Items from a figure collection:
— Start —
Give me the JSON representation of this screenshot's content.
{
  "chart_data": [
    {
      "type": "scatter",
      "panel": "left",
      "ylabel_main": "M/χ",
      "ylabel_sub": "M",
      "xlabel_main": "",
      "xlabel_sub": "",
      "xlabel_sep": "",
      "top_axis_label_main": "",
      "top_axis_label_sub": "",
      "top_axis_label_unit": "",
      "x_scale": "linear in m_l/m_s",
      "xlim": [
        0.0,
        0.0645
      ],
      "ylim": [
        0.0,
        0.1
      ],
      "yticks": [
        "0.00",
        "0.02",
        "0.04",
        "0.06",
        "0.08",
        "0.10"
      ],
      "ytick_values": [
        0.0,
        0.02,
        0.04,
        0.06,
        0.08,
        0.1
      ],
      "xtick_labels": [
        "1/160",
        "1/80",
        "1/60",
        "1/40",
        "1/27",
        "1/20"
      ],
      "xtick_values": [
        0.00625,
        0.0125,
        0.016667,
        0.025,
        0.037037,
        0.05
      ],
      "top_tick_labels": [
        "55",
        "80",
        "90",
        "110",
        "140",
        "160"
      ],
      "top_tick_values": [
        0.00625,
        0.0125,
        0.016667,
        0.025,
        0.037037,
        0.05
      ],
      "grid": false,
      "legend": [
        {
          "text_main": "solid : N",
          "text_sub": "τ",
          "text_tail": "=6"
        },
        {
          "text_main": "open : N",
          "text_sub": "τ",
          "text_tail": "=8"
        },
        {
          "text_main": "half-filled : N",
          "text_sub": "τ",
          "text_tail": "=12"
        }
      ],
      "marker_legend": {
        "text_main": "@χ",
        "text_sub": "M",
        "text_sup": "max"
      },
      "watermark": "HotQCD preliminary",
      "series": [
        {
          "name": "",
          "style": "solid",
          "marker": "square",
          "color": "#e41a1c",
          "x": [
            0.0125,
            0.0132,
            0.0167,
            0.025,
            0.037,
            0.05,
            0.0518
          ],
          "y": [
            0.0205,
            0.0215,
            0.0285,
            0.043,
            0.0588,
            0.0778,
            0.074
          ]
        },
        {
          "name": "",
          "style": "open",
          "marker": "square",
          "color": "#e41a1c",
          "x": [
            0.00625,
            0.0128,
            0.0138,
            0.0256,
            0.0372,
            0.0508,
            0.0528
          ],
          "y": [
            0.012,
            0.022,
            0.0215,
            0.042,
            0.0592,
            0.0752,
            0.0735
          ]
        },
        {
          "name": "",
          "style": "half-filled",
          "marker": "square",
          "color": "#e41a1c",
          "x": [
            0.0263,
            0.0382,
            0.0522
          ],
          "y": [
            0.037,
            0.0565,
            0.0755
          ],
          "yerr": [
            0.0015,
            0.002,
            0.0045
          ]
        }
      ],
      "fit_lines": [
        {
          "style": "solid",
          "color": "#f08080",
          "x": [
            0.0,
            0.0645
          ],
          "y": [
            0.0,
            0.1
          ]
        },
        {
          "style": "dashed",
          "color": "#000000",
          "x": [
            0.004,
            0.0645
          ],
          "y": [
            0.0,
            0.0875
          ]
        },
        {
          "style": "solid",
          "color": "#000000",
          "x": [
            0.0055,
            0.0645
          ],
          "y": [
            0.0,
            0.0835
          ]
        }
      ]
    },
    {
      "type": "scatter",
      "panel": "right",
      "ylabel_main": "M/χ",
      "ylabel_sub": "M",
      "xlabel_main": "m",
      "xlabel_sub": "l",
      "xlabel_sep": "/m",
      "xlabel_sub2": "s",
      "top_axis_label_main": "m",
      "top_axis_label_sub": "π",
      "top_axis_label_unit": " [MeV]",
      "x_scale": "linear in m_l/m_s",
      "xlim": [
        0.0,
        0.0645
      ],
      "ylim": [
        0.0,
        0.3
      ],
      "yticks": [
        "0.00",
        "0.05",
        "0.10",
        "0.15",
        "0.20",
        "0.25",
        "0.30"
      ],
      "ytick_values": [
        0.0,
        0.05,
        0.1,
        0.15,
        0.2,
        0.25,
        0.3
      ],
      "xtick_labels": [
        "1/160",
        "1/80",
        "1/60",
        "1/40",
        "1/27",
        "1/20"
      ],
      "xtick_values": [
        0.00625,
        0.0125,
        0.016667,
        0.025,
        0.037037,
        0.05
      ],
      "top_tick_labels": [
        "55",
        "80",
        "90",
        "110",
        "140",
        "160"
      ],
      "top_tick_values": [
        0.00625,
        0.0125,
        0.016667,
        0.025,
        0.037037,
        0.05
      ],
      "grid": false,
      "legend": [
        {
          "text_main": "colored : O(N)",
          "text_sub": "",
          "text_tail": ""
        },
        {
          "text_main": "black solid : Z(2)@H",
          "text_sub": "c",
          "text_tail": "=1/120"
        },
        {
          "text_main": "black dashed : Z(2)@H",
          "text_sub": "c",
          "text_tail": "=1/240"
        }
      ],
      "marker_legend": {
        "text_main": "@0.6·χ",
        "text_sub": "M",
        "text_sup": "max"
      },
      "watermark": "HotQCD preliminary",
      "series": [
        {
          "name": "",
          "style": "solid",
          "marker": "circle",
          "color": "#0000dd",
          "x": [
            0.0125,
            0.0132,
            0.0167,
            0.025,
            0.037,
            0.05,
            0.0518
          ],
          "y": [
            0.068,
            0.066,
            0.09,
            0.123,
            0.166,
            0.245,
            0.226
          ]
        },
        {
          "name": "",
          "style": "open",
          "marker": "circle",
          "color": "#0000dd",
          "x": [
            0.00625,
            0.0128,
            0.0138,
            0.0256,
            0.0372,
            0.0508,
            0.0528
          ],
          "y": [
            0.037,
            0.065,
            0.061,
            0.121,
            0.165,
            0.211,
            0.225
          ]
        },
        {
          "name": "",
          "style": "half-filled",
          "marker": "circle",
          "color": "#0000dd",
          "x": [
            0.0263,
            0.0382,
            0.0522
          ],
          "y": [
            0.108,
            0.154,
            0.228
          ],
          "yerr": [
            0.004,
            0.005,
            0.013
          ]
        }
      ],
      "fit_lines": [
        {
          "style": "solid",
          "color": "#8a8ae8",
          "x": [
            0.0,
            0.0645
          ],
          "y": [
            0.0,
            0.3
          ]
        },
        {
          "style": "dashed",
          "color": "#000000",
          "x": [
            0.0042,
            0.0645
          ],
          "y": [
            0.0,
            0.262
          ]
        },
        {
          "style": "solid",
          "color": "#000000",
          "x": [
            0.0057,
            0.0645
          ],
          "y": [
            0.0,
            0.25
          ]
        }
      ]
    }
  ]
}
— End —
Retype each record exactly, leaving nothing out.

● Output
Give me the JSON representation of this screenshot's content.
{
  "chart_data": [
    {
      "type": "scatter",
      "panel": "left",
      "ylabel_main": "M/χ",
      "ylabel_sub": "M",
      "xlabel_main": "",
      "xlabel_sub": "",
      "xlabel_sep": "",
      "top_axis_label_main": "",
      "top_axis_label_sub": "",
      "top_axis_label_unit": "",
      "x_scale": "linear in m_l/m_s",
      "xlim": [
        0.0,
        0.0645
      ],
      "ylim": [
        0.0,
        0.1
      ],
      "yticks": [
        "0.00",
        "0.02",
        "0.04",
        "0.06",
        "0.08",
        "0.10"
      ],
      "ytick_values": [
        0.0,
        0.02,
        0.04,
        0.06,
        0.08,
        0.1
      ],
      "xtick_labels": [
        "1/160",
        "1/80",
        "1/60",
        "1/40",
        "1/27",
        "1/20"
      ],
      "xtick_values": [
        0.00625,
        0.0125,
        0.016667,
        0.025,
        0.037037,
        0.05
      ],
      "top_tick_labels": [
        "55",
        "80",
        "90",
        "110",
        "140",
        "160"
      ],
      "top_tick_values": [
        0.00625,
        0.0125,
        0.016667,
        0.025,
        0.037037,
        0.05
      ],
      "grid": false,
      "legend": [
        {
          "text_main": "solid : N",
          "text_sub": "τ",
          "text_tail": "=6"
        },
        {
          "text_main": "open : N",
          "text_sub": "τ",
          "text_tail": "=8"
        },
        {
          "text_main": "half-filled : N",
          "text_sub": "τ",
          "text_tail": "=12"
        }
      ],
      "marker_legend": {
        "text_main": "@χ",
        "text_sub": "M",
        "text_sup": "max"
      },
      "watermark": "HotQCD preliminary",
      "series": [
        {
          "name": "",
          "style": "solid",
          "marker": "square",
          "color": "#e41a1c",
          "x": [
            0.0125,
            0.0132,
            0.0167,
            0.025,
            0.037,
            0.05,
            0.0518
          ],
          "y": [
            0.0205,
            0.0215,
            0.0285,
            0.043,
            0.0588,
            0.0778,
            0.074
          ]
        },
        {
          "name": "",
          "style": "open",
          "marker": "square",
          "color": "#e41a1c",
          "x": [
            0.00625,
            0.0128,
            0.0138,
            0.0256,
            0.0372,
            0.0508,
            0.0528
          ],
          "y": [
            0.012,
            0.022,
            0.0215,
            0.042,
            0.0592,
            0.0752,
            0.0735
          ]
        },
        {
          "name": "",
          "style": "half-filled",
          "marker": "square",
          "color": "#e41a1c",
          "x": [
            0.0263,
            0.0382,
            0.0522
          ],
          "y": [
            0.037,
            0.0565,
            0.0755
          ],
          "yerr": [
            0.0015,
            0.002,
            0.0045
          ]
        }
      ],
      "fit_lines": [
        {
          "style": "solid",
          "color": "#f08080",
          "x": [
            0.0,
            0.0645
          ],
          "y": [
            0.0,
            0.1
          ]
        },
        {
          "style": "dashed",
          "color": "#000000",
          "x": [
            0.004,
            0.0645
          ],
          "y": [
            0.0,
            0.0875
          ]
        },
        {
          "style": "solid",
          "color": "#000000",
          "x": [
            0.0055,
            0.0645
          ],
          "y": [
            0.0,
            0.0835
          ]
        }
      ]
    },
    {
      "type": "scatter",
      "panel": "right",
      "ylabel_main": "M/χ",
      "ylabel_sub": "M",
      "xlabel_main": "m",
      "xlabel_sub": "l",
      "xlabel_sep": "/m",
      "xlabel_sub2": "s",
      "top_axis_label_main": "m",
      "top_axis_label_sub": "π",
      "top_axis_label_unit": " [MeV]",
      "x_scale": "linear in m_l/m_s",
      "xlim": [
        0.0,
        0.0645
      ],
      "ylim": [
        0.0,
        0.3
      ],
      "yticks": [
        "0.00",
        "0.05",
        "0.10",
        "0.15",
        "0.20",
        "0.25",
        "0.30"
      ],
      "ytick_values": [
        0.0,
        0.05,
        0.1,
        0.15,
        0.2,
        0.25,
        0.3
      ],
      "xtick_labels": [
        "1/160",
        "1/80",
        "1/60",
        "1/40",
        "1/27",
        "1/20"
      ],
      "xtick_values": [
        0.00625,
        0.0125,
        0.016667,
        0.025,
        0.037037,
        0.05
      ],
      "top_tick_labels": [
        "55",
        "80",
        "90",
        "110",
        "140",
        "160"
      ],
      "top_tick_values": [
        0.00625,
        0.0125,
        0.016667,
        0.025,
        0.037037,
        0.05
      ],
      "grid": false,
      "legend": [
        {
          "text_main": "colored : O(N)",
          "text_sub": "",
          "text_tail": ""
        },
        {
          "text_main": "black solid : Z(2)@H",
          "text_sub": "c",
          "text_tail": "=1/120"
        },
        {
          "text_main": "black dashed : Z(2)@H",
          "text_sub": "c",
          "text_tail": "=1/240"
        }
      ],
      "marker_legend": {
        "text_main": "@0.6·χ",
        "text_sub": "M",
        "text_sup": "max"
      },
      "watermark": "HotQCD preliminary",
      "series": [
        {
          "name": "",
          "style": "solid",
          "marker": "circle",
          "color": "#0000dd",
          "x": [
            0.0125,
            0.0132,
            0.0167,
            0.025,
            0.037,
            0.05,
            0.0518
          ],
          "y": [
            0.068,
            0.066,
            0.09,
            0.123,
            0.166,
            0.245,
            0.226
          ]
        },
        {
          "name": "",
          "style": "open",
          "marker": "circle",
          "color": "#0000dd",
          "x": [
            0.00625,
            0.0128,
            0.0138,
            0.0256,
            0.0372,
            0.0508,
            0.0528
          ],
          "y": [
            0.037,
            0.065,
            0.061,
            0.121,
            0.165,
            0.211,
            0.225
          ]
        },
        {
          "name": "",
          "style": "half-filled",
          "marker": "circle",
          "color": "#0000dd",
          "x": [
            0.0263,
            0.0382,
            0.0522
          ],
          "y": [
            0.108,
            0.154,
            0.228
          ],
          "yerr": [
            0.004,
            0.005,
            0.013
          ]
        }
      ],
      "fit_lines": [
        {
          "style": "solid",
          "color": "#8a8ae8",
          "x": [
            0.0,
            0.0645
          ],
          "y": [
            0.0,
            0.3
          ]
        },
        {
          "style": "dashed",
          "color": "#000000",
          "x": [
            0.0042,
            0.0645
          ],
          "y": [
            0.0,
            0.262
          ]
        },
        {
          "style": "solid",
          "color": "#000000",
          "x": [
            0.0057,
            0.0645
          ],
          "y": [
            0.0,
            0.25
          ]
        }
      ]
    }
  ]
}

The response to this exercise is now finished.